RECORDS TO PROCESS

>>>>

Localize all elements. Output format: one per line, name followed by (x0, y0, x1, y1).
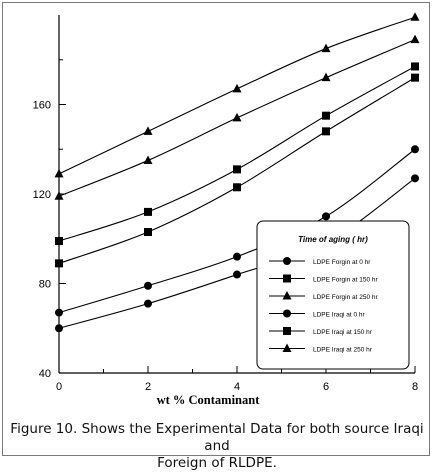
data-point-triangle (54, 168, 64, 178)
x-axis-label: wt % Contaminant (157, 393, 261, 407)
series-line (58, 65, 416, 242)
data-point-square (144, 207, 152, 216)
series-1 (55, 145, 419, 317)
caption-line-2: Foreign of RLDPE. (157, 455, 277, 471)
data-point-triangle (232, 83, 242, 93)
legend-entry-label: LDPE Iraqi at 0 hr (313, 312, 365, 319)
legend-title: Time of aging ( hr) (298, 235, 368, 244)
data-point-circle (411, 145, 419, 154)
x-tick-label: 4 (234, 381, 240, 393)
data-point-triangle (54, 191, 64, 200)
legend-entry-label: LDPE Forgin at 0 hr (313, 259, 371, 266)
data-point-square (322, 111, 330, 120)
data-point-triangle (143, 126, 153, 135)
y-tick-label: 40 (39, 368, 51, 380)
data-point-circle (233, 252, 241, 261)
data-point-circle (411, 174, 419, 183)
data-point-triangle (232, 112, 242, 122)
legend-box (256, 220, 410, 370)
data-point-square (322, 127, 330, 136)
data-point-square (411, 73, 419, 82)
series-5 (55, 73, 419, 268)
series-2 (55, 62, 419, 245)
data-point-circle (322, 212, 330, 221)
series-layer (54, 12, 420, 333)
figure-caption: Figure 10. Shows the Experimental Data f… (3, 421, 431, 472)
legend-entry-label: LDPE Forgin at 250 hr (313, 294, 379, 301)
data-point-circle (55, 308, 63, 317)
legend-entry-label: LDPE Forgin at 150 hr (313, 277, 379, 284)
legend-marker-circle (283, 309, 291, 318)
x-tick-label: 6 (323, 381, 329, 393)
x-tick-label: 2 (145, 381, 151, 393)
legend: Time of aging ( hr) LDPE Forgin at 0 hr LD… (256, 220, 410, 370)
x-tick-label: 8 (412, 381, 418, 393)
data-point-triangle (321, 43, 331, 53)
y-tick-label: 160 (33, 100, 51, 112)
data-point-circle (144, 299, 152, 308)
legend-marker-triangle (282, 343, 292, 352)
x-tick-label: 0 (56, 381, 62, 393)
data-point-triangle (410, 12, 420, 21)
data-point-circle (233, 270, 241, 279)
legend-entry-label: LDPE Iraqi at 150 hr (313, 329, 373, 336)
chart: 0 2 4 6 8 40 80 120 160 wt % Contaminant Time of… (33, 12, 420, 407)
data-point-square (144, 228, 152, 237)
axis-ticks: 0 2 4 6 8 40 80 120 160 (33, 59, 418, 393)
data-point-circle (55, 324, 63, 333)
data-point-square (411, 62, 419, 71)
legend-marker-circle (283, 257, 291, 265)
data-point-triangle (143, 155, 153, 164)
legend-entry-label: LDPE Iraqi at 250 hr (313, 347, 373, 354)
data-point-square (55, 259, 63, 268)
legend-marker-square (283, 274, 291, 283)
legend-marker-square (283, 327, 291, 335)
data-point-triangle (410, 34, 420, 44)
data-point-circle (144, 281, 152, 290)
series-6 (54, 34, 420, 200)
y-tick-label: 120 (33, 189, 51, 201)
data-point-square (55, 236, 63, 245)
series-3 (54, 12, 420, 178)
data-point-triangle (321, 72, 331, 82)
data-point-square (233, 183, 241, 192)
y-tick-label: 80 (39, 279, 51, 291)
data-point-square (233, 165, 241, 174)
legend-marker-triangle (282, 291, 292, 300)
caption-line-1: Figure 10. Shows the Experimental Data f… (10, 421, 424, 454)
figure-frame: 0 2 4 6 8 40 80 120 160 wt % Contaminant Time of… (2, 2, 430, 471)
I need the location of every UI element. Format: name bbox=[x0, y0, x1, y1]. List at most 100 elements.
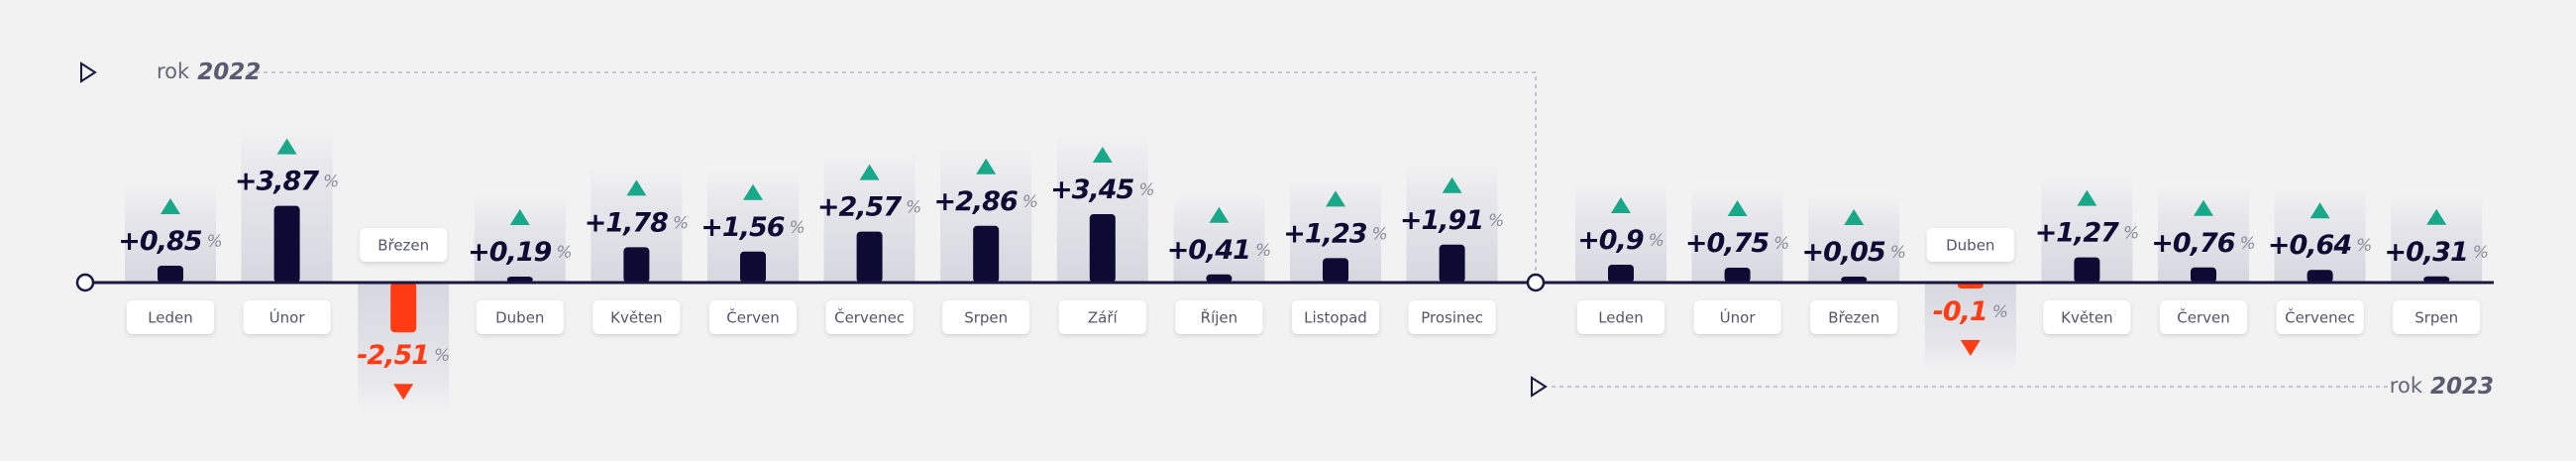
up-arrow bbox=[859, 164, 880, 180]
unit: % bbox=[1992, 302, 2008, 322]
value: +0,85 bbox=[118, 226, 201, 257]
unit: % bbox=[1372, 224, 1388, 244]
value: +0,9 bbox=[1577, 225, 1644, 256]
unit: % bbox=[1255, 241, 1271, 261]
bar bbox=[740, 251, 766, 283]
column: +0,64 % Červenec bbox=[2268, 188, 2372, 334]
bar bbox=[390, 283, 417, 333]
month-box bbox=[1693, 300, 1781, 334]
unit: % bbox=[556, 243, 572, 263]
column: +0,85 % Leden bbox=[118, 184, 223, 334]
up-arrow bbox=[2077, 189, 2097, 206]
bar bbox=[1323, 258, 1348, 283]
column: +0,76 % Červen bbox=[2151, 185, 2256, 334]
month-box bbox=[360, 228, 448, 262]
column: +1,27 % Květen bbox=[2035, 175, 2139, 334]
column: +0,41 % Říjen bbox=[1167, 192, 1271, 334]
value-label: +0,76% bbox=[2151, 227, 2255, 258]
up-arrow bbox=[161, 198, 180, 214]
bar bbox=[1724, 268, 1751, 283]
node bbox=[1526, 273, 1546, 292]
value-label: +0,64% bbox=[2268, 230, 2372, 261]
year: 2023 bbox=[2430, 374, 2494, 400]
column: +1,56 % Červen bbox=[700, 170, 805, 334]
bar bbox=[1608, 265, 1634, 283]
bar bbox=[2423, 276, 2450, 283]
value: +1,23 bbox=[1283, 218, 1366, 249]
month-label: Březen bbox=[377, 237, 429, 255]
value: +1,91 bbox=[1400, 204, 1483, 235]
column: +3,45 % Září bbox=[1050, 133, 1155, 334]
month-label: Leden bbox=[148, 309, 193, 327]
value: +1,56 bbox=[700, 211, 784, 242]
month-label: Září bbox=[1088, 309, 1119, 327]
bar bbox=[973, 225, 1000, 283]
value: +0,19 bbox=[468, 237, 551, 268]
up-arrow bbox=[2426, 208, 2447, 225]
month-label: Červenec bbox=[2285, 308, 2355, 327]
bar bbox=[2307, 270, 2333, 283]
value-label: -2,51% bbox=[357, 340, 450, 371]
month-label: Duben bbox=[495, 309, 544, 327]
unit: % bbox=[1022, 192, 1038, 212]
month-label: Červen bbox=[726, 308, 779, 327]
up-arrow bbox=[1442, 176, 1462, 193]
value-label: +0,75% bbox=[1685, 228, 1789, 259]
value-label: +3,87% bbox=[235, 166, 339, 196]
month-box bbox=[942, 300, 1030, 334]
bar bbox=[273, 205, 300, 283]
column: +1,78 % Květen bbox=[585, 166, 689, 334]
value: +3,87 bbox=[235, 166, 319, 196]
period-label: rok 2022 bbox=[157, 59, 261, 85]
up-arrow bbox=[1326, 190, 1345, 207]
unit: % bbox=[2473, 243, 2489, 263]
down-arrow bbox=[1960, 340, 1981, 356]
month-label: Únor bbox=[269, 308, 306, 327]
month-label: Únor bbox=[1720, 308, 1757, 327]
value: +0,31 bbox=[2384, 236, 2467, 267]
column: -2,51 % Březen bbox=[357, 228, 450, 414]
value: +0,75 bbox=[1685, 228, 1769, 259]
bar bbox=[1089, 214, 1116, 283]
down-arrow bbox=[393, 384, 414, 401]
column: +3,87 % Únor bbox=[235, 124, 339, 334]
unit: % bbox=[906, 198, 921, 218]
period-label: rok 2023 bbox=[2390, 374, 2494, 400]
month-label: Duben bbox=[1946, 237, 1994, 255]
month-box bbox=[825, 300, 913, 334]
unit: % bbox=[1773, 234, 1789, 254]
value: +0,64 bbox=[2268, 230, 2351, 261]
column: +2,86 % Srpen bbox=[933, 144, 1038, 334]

<<<<

WRITTEN INSTRUCTION
Rewrite all the lines of the items above as one numbered list, skipping blank lines. Leave the pictures out of your answer.

FINAL ANSWER
1. Localize all elements. Output format: one per line, name followed by (x0, y0, x1, y1).
2. data-point-triangle (54, 168, 64, 178)
3. x-axis-label: wt % Contaminant (157, 393, 261, 407)
4. series-line (58, 65, 416, 242)
5. data-point-square (144, 207, 152, 216)
6. series-1 (55, 145, 419, 317)
7. caption-line-2: Foreign of RLDPE. (157, 455, 277, 471)
8. data-point-triangle (232, 83, 242, 93)
9. legend-entry-label: LDPE Iraqi at 0 hr (313, 312, 365, 319)
10. legend-title: Time of aging ( hr) (298, 235, 368, 244)
11. data-point-circle (411, 145, 419, 154)
12. x-tick-label: 4 (234, 381, 240, 393)
13. data-point-triangle (54, 191, 64, 200)
14. legend-entry-label: LDPE Forgin at 0 hr (313, 259, 371, 266)
15. data-point-square (322, 111, 330, 120)
16. data-point-triangle (143, 126, 153, 135)
17. y-tick-label: 40 (39, 368, 51, 380)
18. data-point-circle (233, 252, 241, 261)
19. data-point-circle (411, 174, 419, 183)
20. data-point-triangle (232, 112, 242, 122)
21. legend-box (256, 220, 410, 370)
22. data-point-square (322, 127, 330, 136)
23. data-point-square (411, 73, 419, 82)
24. series-5 (55, 73, 419, 268)
25. series-2 (55, 62, 419, 245)
26. data-point-circle (322, 212, 330, 221)
27. series-layer (54, 12, 420, 333)
28. figure-caption: Figure 10. Shows the Experimental Data f… (3, 421, 431, 472)
29. legend-entry-label: LDPE Forgin at 250 hr (313, 294, 379, 301)
30. data-point-circle (55, 308, 63, 317)
31. legend-entry-label: LDPE Forgin at 150 hr (313, 277, 379, 284)
32. legend-marker-circle (283, 309, 291, 318)
33. x-tick-label: 6 (323, 381, 329, 393)
34. x-tick-label: 2 (145, 381, 151, 393)
35. legend: Time of aging ( hr) LDPE Forgin at 0 hr LD… (256, 220, 410, 370)
36. x-tick-label: 8 (412, 381, 418, 393)
37. data-point-triangle (321, 43, 331, 53)
38. y-tick-label: 160 (33, 100, 51, 112)
39. data-point-circle (144, 299, 152, 308)
40. legend-marker-triangle (282, 343, 292, 352)
41. x-tick-label: 0 (56, 381, 62, 393)
42. data-point-triangle (410, 12, 420, 21)
43. data-point-circle (233, 270, 241, 279)
44. legend-entry-label: LDPE Iraqi at 150 hr (313, 329, 373, 336)
45. chart: 0 2 4 6 8 40 80 120 160 wt % Contaminant Time of… (33, 12, 420, 407)
46. data-point-square (144, 228, 152, 237)
47. axis-ticks: 0 2 4 6 8 40 80 120 160 (33, 59, 418, 393)
48. data-point-circle (55, 324, 63, 333)
49. data-point-square (411, 62, 419, 71)
50. legend-marker-circle (283, 257, 291, 265)
51. data-point-triangle (143, 155, 153, 164)
52. legend-entry-label: LDPE Iraqi at 250 hr (313, 347, 373, 354)
53. data-point-square (55, 259, 63, 268)
54. legend-marker-square (283, 274, 291, 283)
55. legend-marker-square (283, 327, 291, 335)
56. data-point-triangle (410, 34, 420, 44)
57. data-point-circle (144, 281, 152, 290)
58. series-6 (54, 34, 420, 200)
59. y-tick-label: 120 (33, 189, 51, 201)
60. data-point-square (55, 236, 63, 245)
61. series-3 (54, 12, 420, 178)
62. data-point-triangle (321, 72, 331, 82)
63. data-point-square (233, 183, 241, 192)
64. y-tick-label: 80 (39, 279, 51, 291)
65. data-point-square (233, 165, 241, 174)
66. legend-marker-triangle (282, 291, 292, 300)
67. caption-line-1: Figure 10. Shows the Experimental Data f… (10, 421, 424, 454)
68. figure-frame: 0 2 4 6 8 40 80 120 160 wt % Contaminant Time of… (2, 2, 430, 471)
69. I need the location of every UI element. Format: name bbox=[x0, y0, x1, y1]. List at most 100 elements.
70. up-arrow bbox=[859, 164, 880, 180]
71. unit: % bbox=[1992, 302, 2008, 322]
72. value: +0,85 bbox=[118, 226, 201, 257]
73. unit: % bbox=[1372, 224, 1388, 244]
74. value: +0,9 bbox=[1577, 225, 1644, 256]
75. unit: % bbox=[1255, 241, 1271, 261]
76. bar bbox=[740, 251, 766, 283]
77. column: +0,64 % Červenec bbox=[2268, 188, 2372, 334]
78. bar bbox=[390, 283, 417, 333]
79. month-box bbox=[1693, 300, 1781, 334]
80. unit: % bbox=[556, 243, 572, 263]
81. column: +0,85 % Leden bbox=[118, 184, 223, 334]
82. up-arrow bbox=[2077, 189, 2097, 206]
83. bar bbox=[1323, 258, 1348, 283]
84. column: +0,76 % Červen bbox=[2151, 185, 2256, 334]
85. month-box bbox=[360, 228, 448, 262]
86. column: +1,27 % Květen bbox=[2035, 175, 2139, 334]
87. column: +0,41 % Říjen bbox=[1167, 192, 1271, 334]
88. value-label: +0,76% bbox=[2151, 227, 2255, 258]
89. up-arrow bbox=[161, 198, 180, 214]
90. bar bbox=[1724, 268, 1751, 283]
91. node bbox=[1526, 273, 1546, 292]
92. value-label: +0,64% bbox=[2268, 230, 2372, 261]
93. year: 2023 bbox=[2430, 374, 2494, 400]
94. column: +1,56 % Červen bbox=[700, 170, 805, 334]
95. bar bbox=[1608, 265, 1634, 283]
96. bar bbox=[2423, 276, 2450, 283]
97. value: +1,23 bbox=[1283, 218, 1366, 249]
98. month-label: Březen bbox=[377, 237, 429, 255]
99. value: +1,91 bbox=[1400, 204, 1483, 235]
100. column: +3,45 % Září bbox=[1050, 133, 1155, 334]
101. month-label: Leden bbox=[148, 309, 193, 327]
102. value: +1,56 bbox=[700, 211, 784, 242]
103. month-label: Září bbox=[1088, 309, 1119, 327]
104. bar bbox=[973, 225, 1000, 283]
105. value: +0,19 bbox=[468, 237, 551, 268]
106. up-arrow bbox=[2426, 208, 2447, 225]
107. month-label: Červenec bbox=[2285, 308, 2355, 327]
108. bar bbox=[2307, 270, 2333, 283]
109. value-label: -2,51% bbox=[357, 340, 450, 371]
110. month-label: Duben bbox=[495, 309, 544, 327]
111. unit: % bbox=[1022, 192, 1038, 212]
112. month-label: Červen bbox=[726, 308, 779, 327]
113. up-arrow bbox=[1442, 176, 1462, 193]
114. value-label: +0,75% bbox=[1685, 228, 1789, 259]
115. value-label: +3,87% bbox=[235, 166, 339, 196]
116. month-box bbox=[942, 300, 1030, 334]
117. bar bbox=[273, 205, 300, 283]
118. column: +1,78 % Květen bbox=[585, 166, 689, 334]
119. value: +3,87 bbox=[235, 166, 319, 196]
120. period-label: rok 2022 bbox=[157, 59, 261, 85]
121. up-arrow bbox=[1326, 190, 1345, 207]
122. unit: % bbox=[2473, 243, 2489, 263]
123. down-arrow bbox=[1960, 340, 1981, 356]
124. month-label: Únor bbox=[269, 308, 306, 327]
125. month-label: Únor bbox=[1720, 308, 1757, 327]
126. value: +0,31 bbox=[2384, 236, 2467, 267]
127. column: -2,51 % Březen bbox=[357, 228, 450, 414]
128. value: +0,75 bbox=[1685, 228, 1769, 259]
129. bar bbox=[1089, 214, 1116, 283]
130. down-arrow bbox=[393, 384, 414, 401]
131. column: +3,87 % Únor bbox=[235, 124, 339, 334]
132. unit: % bbox=[906, 198, 921, 218]
133. period-label: rok 2023 bbox=[2390, 374, 2494, 400]
134. month-label: Duben bbox=[1946, 237, 1994, 255]
135. month-box bbox=[825, 300, 913, 334]
136. unit: % bbox=[1773, 234, 1789, 254]
137. value: +0,64 bbox=[2268, 230, 2351, 261]
138. column: +2,86 % Srpen bbox=[933, 144, 1038, 334]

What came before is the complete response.